Task goal: From the entries that follow, list every line in which the string "SDTVAR" appears.

Stored entries:
========

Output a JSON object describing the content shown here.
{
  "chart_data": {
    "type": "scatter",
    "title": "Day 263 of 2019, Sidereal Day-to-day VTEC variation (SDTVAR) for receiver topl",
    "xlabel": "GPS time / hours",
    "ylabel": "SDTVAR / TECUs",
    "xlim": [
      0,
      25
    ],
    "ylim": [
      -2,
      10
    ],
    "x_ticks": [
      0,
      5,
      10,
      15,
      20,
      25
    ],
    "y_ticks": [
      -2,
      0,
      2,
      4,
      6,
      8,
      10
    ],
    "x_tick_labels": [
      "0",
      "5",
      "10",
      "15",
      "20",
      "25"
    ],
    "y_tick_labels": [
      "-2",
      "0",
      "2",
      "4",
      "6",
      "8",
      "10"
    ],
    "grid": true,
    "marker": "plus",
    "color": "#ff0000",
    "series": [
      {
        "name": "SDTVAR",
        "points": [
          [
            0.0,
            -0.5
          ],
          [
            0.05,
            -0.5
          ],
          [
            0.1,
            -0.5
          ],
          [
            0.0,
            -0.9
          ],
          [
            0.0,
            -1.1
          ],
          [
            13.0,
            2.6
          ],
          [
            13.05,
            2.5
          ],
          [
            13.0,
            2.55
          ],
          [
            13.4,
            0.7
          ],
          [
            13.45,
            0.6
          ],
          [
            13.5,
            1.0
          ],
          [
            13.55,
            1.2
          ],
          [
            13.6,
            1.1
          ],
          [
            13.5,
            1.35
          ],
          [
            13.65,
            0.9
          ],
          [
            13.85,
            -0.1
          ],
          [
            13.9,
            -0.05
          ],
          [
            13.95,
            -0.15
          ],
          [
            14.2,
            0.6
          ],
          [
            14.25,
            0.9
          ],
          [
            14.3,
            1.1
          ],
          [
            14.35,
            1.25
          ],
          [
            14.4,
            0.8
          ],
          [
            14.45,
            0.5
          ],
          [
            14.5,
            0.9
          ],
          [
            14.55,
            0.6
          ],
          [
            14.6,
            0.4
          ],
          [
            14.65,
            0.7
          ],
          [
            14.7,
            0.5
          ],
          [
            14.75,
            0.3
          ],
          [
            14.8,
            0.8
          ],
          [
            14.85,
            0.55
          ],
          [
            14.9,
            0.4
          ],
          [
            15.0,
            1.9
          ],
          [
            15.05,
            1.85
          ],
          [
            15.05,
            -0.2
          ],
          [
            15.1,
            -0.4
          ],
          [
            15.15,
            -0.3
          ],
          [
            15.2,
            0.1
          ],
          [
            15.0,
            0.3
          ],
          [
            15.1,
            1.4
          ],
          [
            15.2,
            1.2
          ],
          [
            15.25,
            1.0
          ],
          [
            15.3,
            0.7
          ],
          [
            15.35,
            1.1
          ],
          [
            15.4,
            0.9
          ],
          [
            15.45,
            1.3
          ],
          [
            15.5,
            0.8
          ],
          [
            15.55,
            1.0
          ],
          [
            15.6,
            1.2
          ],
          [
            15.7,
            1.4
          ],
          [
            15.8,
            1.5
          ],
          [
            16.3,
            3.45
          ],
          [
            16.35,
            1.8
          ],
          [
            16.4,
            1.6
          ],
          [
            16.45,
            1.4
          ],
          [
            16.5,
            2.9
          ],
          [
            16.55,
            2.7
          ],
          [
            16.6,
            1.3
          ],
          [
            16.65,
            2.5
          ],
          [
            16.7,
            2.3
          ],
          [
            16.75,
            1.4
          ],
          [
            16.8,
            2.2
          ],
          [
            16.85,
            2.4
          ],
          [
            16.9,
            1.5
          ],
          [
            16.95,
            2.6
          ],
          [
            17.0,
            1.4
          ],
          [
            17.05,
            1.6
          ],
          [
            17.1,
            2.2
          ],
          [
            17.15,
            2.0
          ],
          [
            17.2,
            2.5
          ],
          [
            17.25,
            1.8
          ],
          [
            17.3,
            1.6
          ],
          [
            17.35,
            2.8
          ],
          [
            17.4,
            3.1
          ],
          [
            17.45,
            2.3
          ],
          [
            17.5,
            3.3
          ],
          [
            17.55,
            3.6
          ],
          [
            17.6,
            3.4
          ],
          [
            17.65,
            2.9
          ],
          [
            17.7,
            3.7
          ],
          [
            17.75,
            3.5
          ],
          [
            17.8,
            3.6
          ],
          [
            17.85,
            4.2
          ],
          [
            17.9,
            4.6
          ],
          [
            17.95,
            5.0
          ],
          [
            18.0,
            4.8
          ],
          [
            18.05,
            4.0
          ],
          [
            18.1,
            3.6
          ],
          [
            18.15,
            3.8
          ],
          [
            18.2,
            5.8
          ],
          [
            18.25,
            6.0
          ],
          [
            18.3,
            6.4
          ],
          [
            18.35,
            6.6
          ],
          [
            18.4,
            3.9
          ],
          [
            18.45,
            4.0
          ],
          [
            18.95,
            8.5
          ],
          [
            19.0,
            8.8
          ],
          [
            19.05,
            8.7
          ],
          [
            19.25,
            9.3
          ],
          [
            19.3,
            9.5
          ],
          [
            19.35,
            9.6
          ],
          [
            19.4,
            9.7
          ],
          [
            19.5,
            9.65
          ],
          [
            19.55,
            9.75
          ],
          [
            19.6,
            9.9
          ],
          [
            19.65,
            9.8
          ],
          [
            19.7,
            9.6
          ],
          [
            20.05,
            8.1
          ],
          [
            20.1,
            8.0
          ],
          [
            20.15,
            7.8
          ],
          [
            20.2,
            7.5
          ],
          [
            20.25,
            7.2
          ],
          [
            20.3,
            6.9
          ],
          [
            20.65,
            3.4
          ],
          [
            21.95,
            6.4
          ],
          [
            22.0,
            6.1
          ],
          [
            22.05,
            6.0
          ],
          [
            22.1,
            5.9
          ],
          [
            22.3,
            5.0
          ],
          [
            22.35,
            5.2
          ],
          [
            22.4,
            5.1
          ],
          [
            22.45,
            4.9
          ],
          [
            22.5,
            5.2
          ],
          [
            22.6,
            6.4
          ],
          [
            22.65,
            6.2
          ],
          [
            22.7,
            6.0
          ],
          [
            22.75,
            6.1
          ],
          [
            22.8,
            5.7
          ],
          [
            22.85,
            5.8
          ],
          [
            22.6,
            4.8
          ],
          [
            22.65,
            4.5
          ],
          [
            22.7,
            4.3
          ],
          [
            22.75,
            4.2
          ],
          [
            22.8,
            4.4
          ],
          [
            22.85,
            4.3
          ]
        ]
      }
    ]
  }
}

========

Output for this task:
    "title": "Day 263 of 2019, Sidereal Day-to-day VTEC variation (SDTVAR) for receiver topl",
    "ylabel": "SDTVAR / TECUs",
        "name": "SDTVAR",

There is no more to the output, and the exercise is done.